____ DATA SUPPLIED
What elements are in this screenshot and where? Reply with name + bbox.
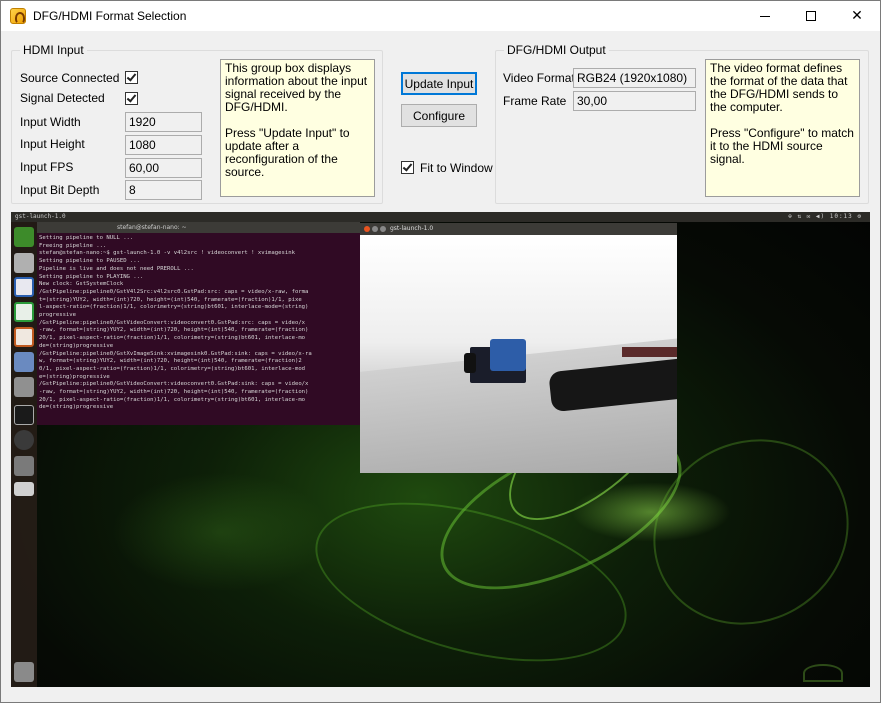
window-title: DFG/HDMI Format Selection bbox=[33, 9, 187, 23]
terminal-line: t=(string)YUY2, width=(int)720, height=(… bbox=[39, 296, 302, 303]
input-height-field: 1080 bbox=[125, 135, 202, 155]
minimize-icon bbox=[760, 15, 770, 17]
update-icon bbox=[14, 430, 34, 450]
gst-close-icon bbox=[364, 226, 370, 232]
terminal-title: stefan@stefan-nano: ~ bbox=[37, 222, 360, 233]
check-icon bbox=[402, 161, 413, 172]
signal-detected-checkbox[interactable] bbox=[125, 92, 138, 105]
ubuntu-logo-icon bbox=[14, 227, 34, 247]
input-width-field: 1920 bbox=[125, 112, 202, 132]
video-format-field: RGB24 (1920x1080) bbox=[573, 68, 696, 88]
gst-launch-window: gst-launch-1.0 bbox=[360, 223, 677, 473]
update-input-button[interactable]: Update Input bbox=[401, 72, 477, 95]
terminal-line: de=(string)progressive bbox=[39, 404, 114, 411]
terminal-line: -raw, format=(string)YUY2, width=(int)72… bbox=[39, 327, 309, 334]
settings-icon bbox=[14, 377, 34, 397]
app-logo-icon bbox=[10, 8, 26, 24]
topbar-title: gst-launch-1.0 bbox=[15, 213, 66, 220]
nvidia-logo-icon bbox=[803, 664, 843, 682]
presentation-icon bbox=[14, 327, 34, 347]
source-connected-checkbox[interactable] bbox=[125, 71, 138, 84]
terminal-line: 20/1, pixel-aspect-ratio=(fraction)1/1, … bbox=[39, 335, 306, 342]
terminal-line: /GstPipeline:pipeline0/GstVideoConvert:v… bbox=[39, 381, 309, 388]
video-format-label: Video Format bbox=[503, 71, 575, 85]
app-window: DFG/HDMI Format Selection ✕ HDMI Input S… bbox=[0, 0, 881, 703]
video-display[interactable]: gst-launch-1.0 ⊕ ⇅ ✉ ◀) 10:13 ⚙ stefan@s… bbox=[11, 212, 870, 687]
drive-icon bbox=[14, 482, 34, 496]
terminal-line: 20/1, pixel-aspect-ratio=(fraction)1/1, … bbox=[39, 396, 306, 403]
minimize-button[interactable] bbox=[742, 1, 788, 31]
terminal-line: progressive bbox=[39, 312, 77, 319]
desktop-top-panel: gst-launch-1.0 ⊕ ⇅ ✉ ◀) 10:13 ⚙ bbox=[11, 212, 870, 222]
terminal-line: 0/1, pixel-aspect-ratio=(fraction)1/1, c… bbox=[39, 365, 306, 372]
help-icon bbox=[14, 456, 34, 476]
camera-frame bbox=[360, 235, 677, 473]
terminal-line: Setting pipeline to PLAYING ... bbox=[39, 273, 144, 280]
wallpaper-streak bbox=[298, 472, 644, 687]
gst-window-title: gst-launch-1.0 bbox=[360, 223, 677, 235]
spreadsheet-icon bbox=[14, 302, 34, 322]
title-bar: DFG/HDMI Format Selection ✕ bbox=[1, 1, 880, 31]
hdmi-input-info-note: This group box displays information abou… bbox=[220, 59, 375, 197]
terminal-line: de=(string)progressive bbox=[39, 342, 114, 349]
terminal-line: w, format=(string)YUY2, width=(int)720, … bbox=[39, 358, 302, 365]
check-icon bbox=[126, 71, 137, 82]
input-bit-depth-field: 8 bbox=[125, 180, 202, 200]
source-connected-label: Source Connected bbox=[20, 71, 120, 85]
frame-rate-label: Frame Rate bbox=[503, 94, 567, 108]
wallpaper-glow bbox=[571, 482, 731, 542]
terminal-line: /GstPipeline:pipeline0/GstXvImageSink:xv… bbox=[39, 350, 312, 357]
files-icon bbox=[14, 253, 34, 273]
terminal-line: Setting pipeline to NULL ... bbox=[39, 235, 134, 241]
input-bit-depth-label: Input Bit Depth bbox=[20, 183, 100, 197]
terminal-line: /GstPipeline:pipeline0/GstVideoConvert:v… bbox=[39, 319, 306, 326]
camera-lens bbox=[464, 353, 476, 373]
frame-rate-field: 30,00 bbox=[573, 91, 696, 111]
desktop-launcher bbox=[11, 222, 37, 687]
desk-object bbox=[622, 347, 677, 357]
terminal-line: e=(string)progressive bbox=[39, 373, 110, 380]
document-icon bbox=[14, 277, 34, 297]
input-fps-label: Input FPS bbox=[20, 160, 74, 174]
gst-minimize-icon bbox=[372, 226, 378, 232]
terminal-icon bbox=[14, 405, 34, 425]
terminal-line: New clock: GstSystemClock bbox=[39, 281, 124, 288]
dfg-output-info-note: The video format defines the format of t… bbox=[705, 59, 860, 197]
close-icon: ✕ bbox=[851, 8, 863, 24]
terminal-line: Pipeline is live and does not need PRERO… bbox=[39, 265, 194, 272]
input-width-label: Input Width bbox=[20, 115, 81, 129]
terminal-line: Setting pipeline to PAUSED ... bbox=[39, 258, 141, 265]
terminal-line: Freeing pipeline ... bbox=[39, 242, 107, 249]
maximize-icon bbox=[806, 11, 816, 21]
trash-icon bbox=[14, 662, 34, 682]
fit-to-window-checkbox[interactable] bbox=[401, 161, 414, 174]
gst-maximize-icon bbox=[380, 226, 386, 232]
hdmi-input-group-title: HDMI Input bbox=[20, 43, 87, 57]
wallpaper-glow bbox=[111, 472, 331, 592]
terminal-window: stefan@stefan-nano: ~ Setting pipeline t… bbox=[37, 222, 360, 425]
terminal-output: Setting pipeline to NULL ... Freeing pipe… bbox=[39, 235, 358, 423]
maximize-button[interactable] bbox=[788, 1, 834, 31]
terminal-line: -raw, format=(string)YUY2, width=(int)72… bbox=[39, 389, 309, 396]
topbar-status: ⊕ ⇅ ✉ ◀) 10:13 ⚙ bbox=[788, 213, 862, 220]
input-fps-field: 60,00 bbox=[125, 158, 202, 178]
input-height-label: Input Height bbox=[20, 137, 85, 151]
signal-detected-label: Signal Detected bbox=[20, 91, 105, 105]
terminal-line: /GstPipeline:pipeline0/GstV4l2Src:v4l2sr… bbox=[39, 288, 309, 295]
configure-button[interactable]: Configure bbox=[401, 104, 477, 127]
terminal-line: l-aspect-ratio=(fraction)1/1, colorimetr… bbox=[39, 304, 309, 311]
close-button[interactable]: ✕ bbox=[834, 1, 880, 31]
fit-to-window-label: Fit to Window bbox=[420, 161, 493, 175]
terminal-line: stefan@stefan-nano:~$ gst-launch-1.0 -v … bbox=[39, 250, 295, 257]
check-icon bbox=[126, 92, 137, 103]
dfg-output-group-title: DFG/HDMI Output bbox=[504, 43, 609, 57]
software-center-icon bbox=[14, 352, 34, 372]
camera-front bbox=[490, 339, 526, 371]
________
### YOUR GOAL
Write out every line of the saved entries above word for word, omitting the pictures.

### THE ANSWER
What elements are in this screenshot and where? Reply with name + bbox.
window-title: DFG/HDMI Format Selection bbox=[33, 9, 187, 23]
terminal-line: t=(string)YUY2, width=(int)720, height=(… bbox=[39, 296, 302, 303]
input-height-field: 1080 bbox=[125, 135, 202, 155]
minimize-icon bbox=[760, 15, 770, 17]
update-icon bbox=[14, 430, 34, 450]
gst-close-icon bbox=[364, 226, 370, 232]
terminal-title: stefan@stefan-nano: ~ bbox=[37, 222, 360, 233]
check-icon bbox=[402, 161, 413, 172]
signal-detected-checkbox[interactable] bbox=[125, 92, 138, 105]
ubuntu-logo-icon bbox=[14, 227, 34, 247]
input-width-field: 1920 bbox=[125, 112, 202, 132]
video-format-field: RGB24 (1920x1080) bbox=[573, 68, 696, 88]
gst-launch-window: gst-launch-1.0 bbox=[360, 223, 677, 473]
update-input-button[interactable]: Update Input bbox=[401, 72, 477, 95]
terminal-line: de=(string)progressive bbox=[39, 404, 114, 411]
terminal-line: -raw, format=(string)YUY2, width=(int)72… bbox=[39, 327, 309, 334]
settings-icon bbox=[14, 377, 34, 397]
app-logo-icon bbox=[10, 8, 26, 24]
topbar-title: gst-launch-1.0 bbox=[15, 213, 66, 220]
nvidia-logo-icon bbox=[803, 664, 843, 682]
presentation-icon bbox=[14, 327, 34, 347]
source-connected-checkbox[interactable] bbox=[125, 71, 138, 84]
terminal-line: 20/1, pixel-aspect-ratio=(fraction)1/1, … bbox=[39, 335, 306, 342]
terminal-line: /GstPipeline:pipeline0/GstVideoConvert:v… bbox=[39, 381, 309, 388]
video-format-label: Video Format bbox=[503, 71, 575, 85]
app-window: DFG/HDMI Format Selection ✕ HDMI Input S… bbox=[0, 0, 881, 703]
video-display[interactable]: gst-launch-1.0 ⊕ ⇅ ✉ ◀) 10:13 ⚙ stefan@s… bbox=[11, 212, 870, 687]
drive-icon bbox=[14, 482, 34, 496]
terminal-line: 20/1, pixel-aspect-ratio=(fraction)1/1, … bbox=[39, 396, 306, 403]
minimize-button[interactable] bbox=[742, 1, 788, 31]
terminal-line: progressive bbox=[39, 312, 77, 319]
desktop-top-panel: gst-launch-1.0 ⊕ ⇅ ✉ ◀) 10:13 ⚙ bbox=[11, 212, 870, 222]
terminal-line: 0/1, pixel-aspect-ratio=(fraction)1/1, c… bbox=[39, 365, 306, 372]
help-icon bbox=[14, 456, 34, 476]
camera-frame bbox=[360, 235, 677, 473]
terminal-line: Setting pipeline to PLAYING ... bbox=[39, 273, 144, 280]
wallpaper-streak bbox=[298, 472, 644, 687]
gst-window-title: gst-launch-1.0 bbox=[360, 223, 677, 235]
spreadsheet-icon bbox=[14, 302, 34, 322]
title-bar: DFG/HDMI Format Selection ✕ bbox=[1, 1, 880, 31]
hdmi-input-info-note: This group box displays information abou… bbox=[220, 59, 375, 197]
terminal-line: de=(string)progressive bbox=[39, 342, 114, 349]
terminal-line: w, format=(string)YUY2, width=(int)720, … bbox=[39, 358, 302, 365]
check-icon bbox=[126, 71, 137, 82]
input-bit-depth-field: 8 bbox=[125, 180, 202, 200]
source-connected-label: Source Connected bbox=[20, 71, 120, 85]
frame-rate-label: Frame Rate bbox=[503, 94, 567, 108]
wallpaper-glow bbox=[571, 482, 731, 542]
terminal-line: /GstPipeline:pipeline0/GstXvImageSink:xv… bbox=[39, 350, 312, 357]
files-icon bbox=[14, 253, 34, 273]
terminal-line: Setting pipeline to NULL ... bbox=[39, 235, 134, 241]
input-bit-depth-label: Input Bit Depth bbox=[20, 183, 100, 197]
terminal-line: /GstPipeline:pipeline0/GstVideoConvert:v… bbox=[39, 319, 306, 326]
camera-lens bbox=[464, 353, 476, 373]
frame-rate-field: 30,00 bbox=[573, 91, 696, 111]
desktop-launcher bbox=[11, 222, 37, 687]
desk-object bbox=[622, 347, 677, 357]
terminal-line: e=(string)progressive bbox=[39, 373, 110, 380]
document-icon bbox=[14, 277, 34, 297]
input-fps-label: Input FPS bbox=[20, 160, 74, 174]
gst-minimize-icon bbox=[372, 226, 378, 232]
terminal-icon bbox=[14, 405, 34, 425]
terminal-line: New clock: GstSystemClock bbox=[39, 281, 124, 288]
dfg-output-info-note: The video format defines the format of t… bbox=[705, 59, 860, 197]
close-icon: ✕ bbox=[851, 8, 863, 24]
terminal-line: Pipeline is live and does not need PRERO… bbox=[39, 265, 194, 272]
input-width-label: Input Width bbox=[20, 115, 81, 129]
terminal-line: Setting pipeline to PAUSED ... bbox=[39, 258, 141, 265]
terminal-line: Freeing pipeline ... bbox=[39, 242, 107, 249]
maximize-icon bbox=[806, 11, 816, 21]
trash-icon bbox=[14, 662, 34, 682]
fit-to-window-checkbox[interactable] bbox=[401, 161, 414, 174]
gst-maximize-icon bbox=[380, 226, 386, 232]
hdmi-input-group-title: HDMI Input bbox=[20, 43, 87, 57]
wallpaper-glow bbox=[111, 472, 331, 592]
terminal-window: stefan@stefan-nano: ~ Setting pipeline t… bbox=[37, 222, 360, 425]
terminal-output: Setting pipeline to NULL ... Freeing pipe… bbox=[39, 235, 358, 423]
maximize-button[interactable] bbox=[788, 1, 834, 31]
terminal-line: -raw, format=(string)YUY2, width=(int)72… bbox=[39, 389, 309, 396]
topbar-status: ⊕ ⇅ ✉ ◀) 10:13 ⚙ bbox=[788, 213, 862, 220]
input-fps-field: 60,00 bbox=[125, 158, 202, 178]
input-height-label: Input Height bbox=[20, 137, 85, 151]
signal-detected-label: Signal Detected bbox=[20, 91, 105, 105]
terminal-line: /GstPipeline:pipeline0/GstV4l2Src:v4l2sr… bbox=[39, 288, 309, 295]
configure-button[interactable]: Configure bbox=[401, 104, 477, 127]
terminal-line: l-aspect-ratio=(fraction)1/1, colorimetr… bbox=[39, 304, 309, 311]
close-button[interactable]: ✕ bbox=[834, 1, 880, 31]
fit-to-window-label: Fit to Window bbox=[420, 161, 493, 175]
terminal-line: stefan@stefan-nano:~$ gst-launch-1.0 -v … bbox=[39, 250, 295, 257]
check-icon bbox=[126, 92, 137, 103]
dfg-output-group-title: DFG/HDMI Output bbox=[504, 43, 609, 57]
software-center-icon bbox=[14, 352, 34, 372]
camera-front bbox=[490, 339, 526, 371]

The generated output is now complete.